*The request*. Report the number of lines where the string "bracket" occurs, and write nothing else.

Dataset records:
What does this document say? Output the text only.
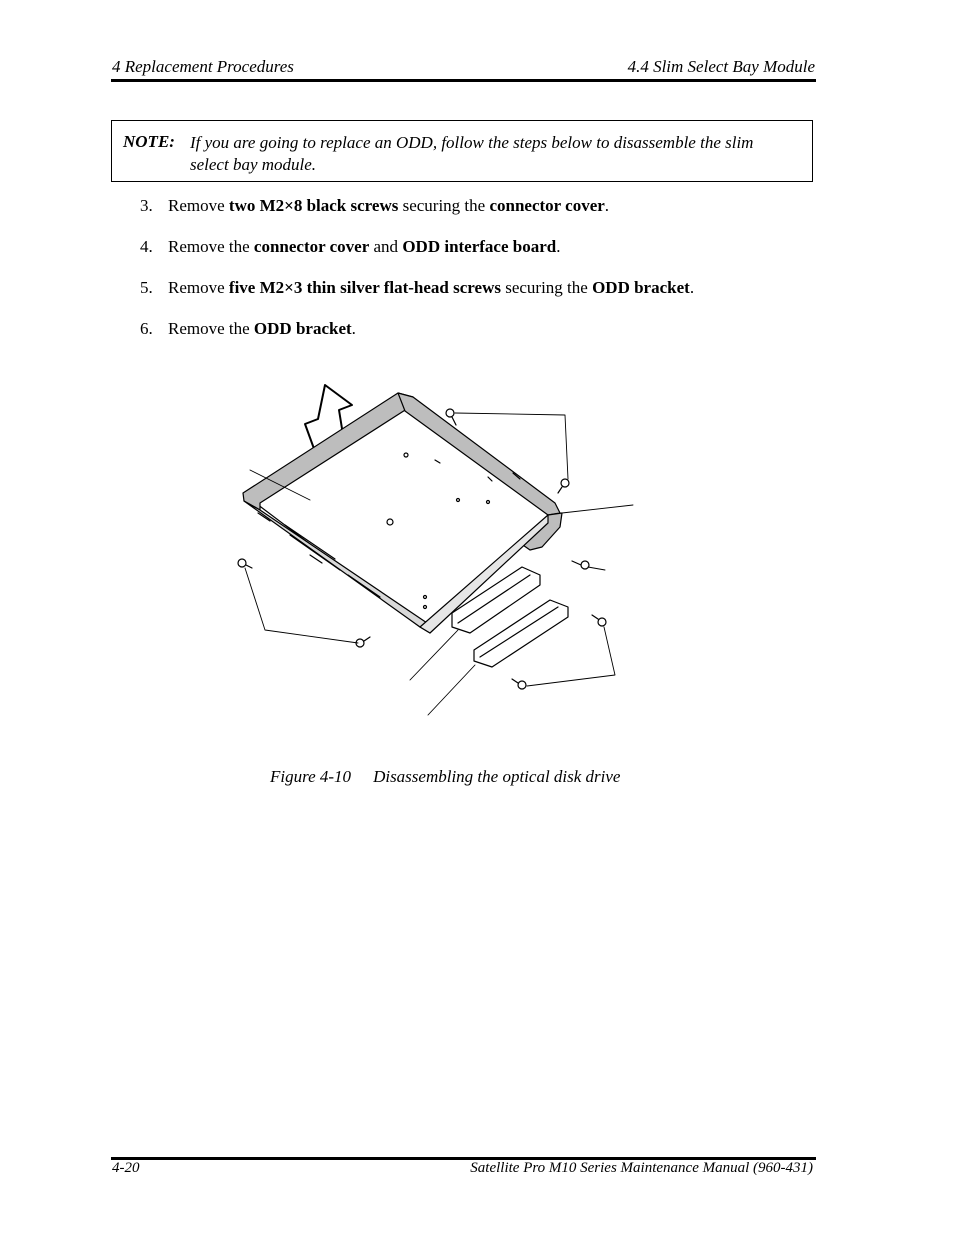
4 Replacement Procedures	4.4 Slim Select Bay Module
NOTE: If you are going to replace an ODD, follow the steps below to disassemble the slim select bay module.
3. Remove two M2×8 black screws securing the connector cover.
4. Remove the connector cover and ODD interface board.
5. Remove five M2×3 thin silver flat-head screws securing the ODD bracket.
6. Remove the ODD bracket.
Figure 4-10 Disassembling the optical disk drive
4-20	Satellite Pro M10 Series Maintenance Manual (960-431)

*Task output*. 2